EXERCISE BRIEF ▸
Can you set out every line of the records below as a Markdown table with the columns Row and Text, numbering each row and skipping blank lines? Leave the pictures out.
* * * * *
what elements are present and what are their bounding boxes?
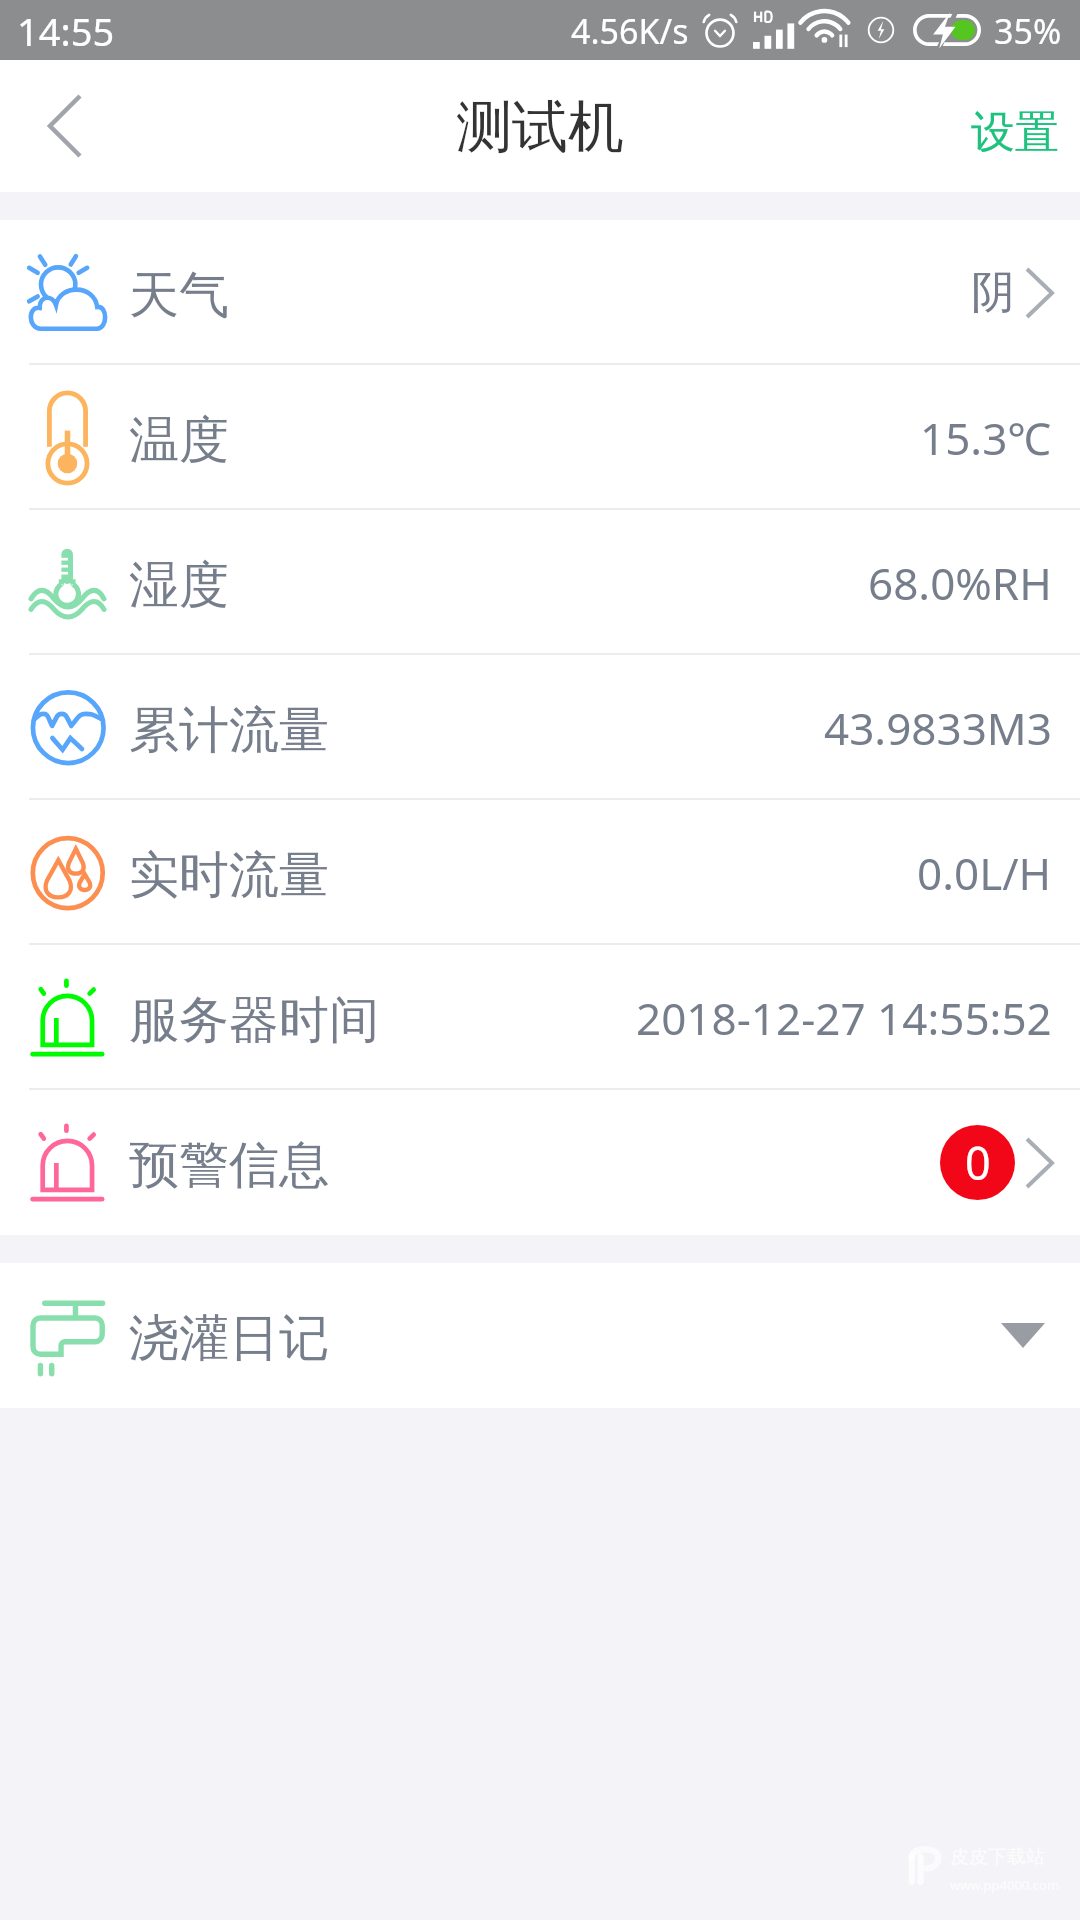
staticText: 测试机 <box>456 92 624 163</box>
staticText: 服务器时间 <box>129 989 379 1052</box>
staticText: 0.0L/H <box>917 843 1052 903</box>
button[interactable]: 设置 <box>946 60 1080 192</box>
staticText: 天气 <box>129 264 229 327</box>
staticText: 35% <box>994 8 1062 54</box>
staticText: 阴 <box>971 265 1015 320</box>
staticText: 0 <box>965 1132 991 1193</box>
button[interactable]: 服务器时间 <box>0 945 1080 1090</box>
button[interactable]: 浇灌日记 <box>0 1263 1080 1408</box>
button[interactable]: Back <box>0 60 120 192</box>
staticText: 43.9833M3 <box>824 698 1052 758</box>
staticText: 2018-12-27 14:55:52 <box>636 988 1052 1048</box>
staticText: 湿度 <box>129 554 229 617</box>
staticText: 设置 <box>971 105 1059 160</box>
button[interactable]: 实时流量 <box>0 800 1080 945</box>
staticText: 15.3℃ <box>920 408 1052 468</box>
button[interactable]: 湿度 <box>0 510 1080 655</box>
staticText: 温度 <box>129 409 229 472</box>
button[interactable]: 累计流量 <box>0 655 1080 800</box>
staticText: 14:55 <box>17 5 115 57</box>
button[interactable]: 预警信息 <box>0 1090 1080 1235</box>
staticText: 浇灌日记 <box>129 1307 329 1370</box>
staticText: 4.56K/s <box>571 8 689 54</box>
staticText: 实时流量 <box>129 844 329 907</box>
button[interactable]: 天气 <box>0 220 1080 365</box>
staticText: 68.0%RH <box>868 553 1052 613</box>
staticText: 累计流量 <box>129 699 329 762</box>
staticText: 预警信息 <box>129 1134 329 1197</box>
button[interactable]: 温度 <box>0 365 1080 510</box>
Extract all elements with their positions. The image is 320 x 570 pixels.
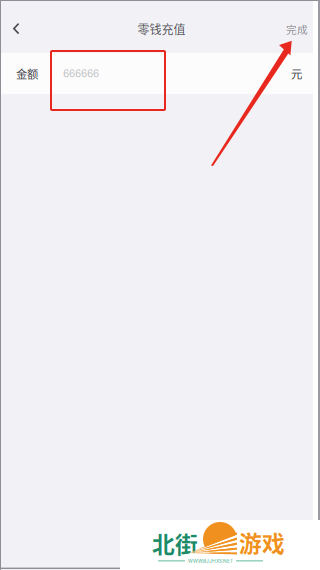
staticText: 完成 [286, 21, 308, 37]
staticText: WWW.BJJHXS.NET [188, 558, 233, 564]
staticText: 元 [291, 65, 302, 82]
staticText: 零钱充值 [138, 20, 186, 38]
staticText: 游戏 [239, 526, 285, 559]
button[interactable]: 金额 [0, 53, 313, 94]
staticText: 北街 [152, 527, 198, 560]
button[interactable]: 完成 [286, 15, 313, 43]
button[interactable]: Back [0, 15, 33, 43]
staticText: 金额 [16, 65, 38, 82]
staticText: 666666 [63, 68, 99, 80]
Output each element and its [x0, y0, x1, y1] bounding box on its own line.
* * * * *
CORRECT ANSWER ▸
| Row | Text |
|---|---|
| 1 | what elements are present and what are their bounding boxes? |
| 2 | staticText: 测试机 <box>456 92 624 163</box> |
| 3 | staticText: 服务器时间 <box>129 989 379 1052</box> |
| 4 | staticText: 0.0L/H <box>917 843 1052 903</box> |
| 5 | button[interactable]: 设置 <box>946 60 1080 192</box> |
| 6 | staticText: 天气 <box>129 264 229 327</box> |
| 7 | staticText: 35% <box>994 8 1062 54</box> |
| 8 | staticText: 阴 <box>971 265 1015 320</box> |
| 9 | staticText: 0 <box>965 1132 991 1193</box> |
| 10 | button[interactable]: 服务器时间 <box>0 945 1080 1090</box> |
| 11 | button[interactable]: 浇灌日记 <box>0 1263 1080 1408</box> |
| 12 | button[interactable]: Back <box>0 60 120 192</box> |
| 13 | staticText: 43.9833M3 <box>824 698 1052 758</box> |
| 14 | staticText: 2018-12-27 14:55:52 <box>636 988 1052 1048</box> |
| 15 | staticText: 湿度 <box>129 554 229 617</box> |
| 16 | staticText: 设置 <box>971 105 1059 160</box> |
| 17 | button[interactable]: 实时流量 <box>0 800 1080 945</box> |
| 18 | staticText: 15.3℃ <box>920 408 1052 468</box> |
| 19 | button[interactable]: 湿度 <box>0 510 1080 655</box> |
| 20 | staticText: 温度 <box>129 409 229 472</box> |
| 21 | button[interactable]: 累计流量 <box>0 655 1080 800</box> |
| 22 | staticText: 14:55 <box>17 5 115 57</box> |
| 23 | button[interactable]: 预警信息 <box>0 1090 1080 1235</box> |
| 24 | staticText: 浇灌日记 <box>129 1307 329 1370</box> |
| 25 | staticText: 4.56K/s <box>571 8 689 54</box> |
| 26 | staticText: 实时流量 <box>129 844 329 907</box> |
| 27 | button[interactable]: 天气 <box>0 220 1080 365</box> |
| 28 | staticText: 68.0%RH <box>868 553 1052 613</box> |
| 29 | staticText: 累计流量 <box>129 699 329 762</box> |
| 30 | staticText: 预警信息 <box>129 1134 329 1197</box> |
| 31 | button[interactable]: 温度 <box>0 365 1080 510</box> |
| 32 | Extract all elements with their positions. The image is 320 x 570 pixels. |
| 33 | staticText: 完成 [286, 21, 308, 37] |
| 34 | staticText: WWW.BJJHXS.NET [188, 558, 233, 564] |
| 35 | staticText: 元 [291, 65, 302, 82] |
| 36 | staticText: 零钱充值 [138, 20, 186, 38] |
| 37 | staticText: 游戏 [239, 526, 285, 559] |
| 38 | button[interactable]: 金额 [0, 53, 313, 94] |
| 39 | staticText: 北街 [152, 527, 198, 560] |
| 40 | button[interactable]: 完成 [286, 15, 313, 43] |
| 41 | button[interactable]: Back [0, 15, 33, 43] |
| 42 | staticText: 金额 [16, 65, 38, 82] |
| 43 | staticText: 666666 [63, 68, 99, 80] |
| 44 | Output each element and its [x0, y0, x1, y1] bounding box on its own line. |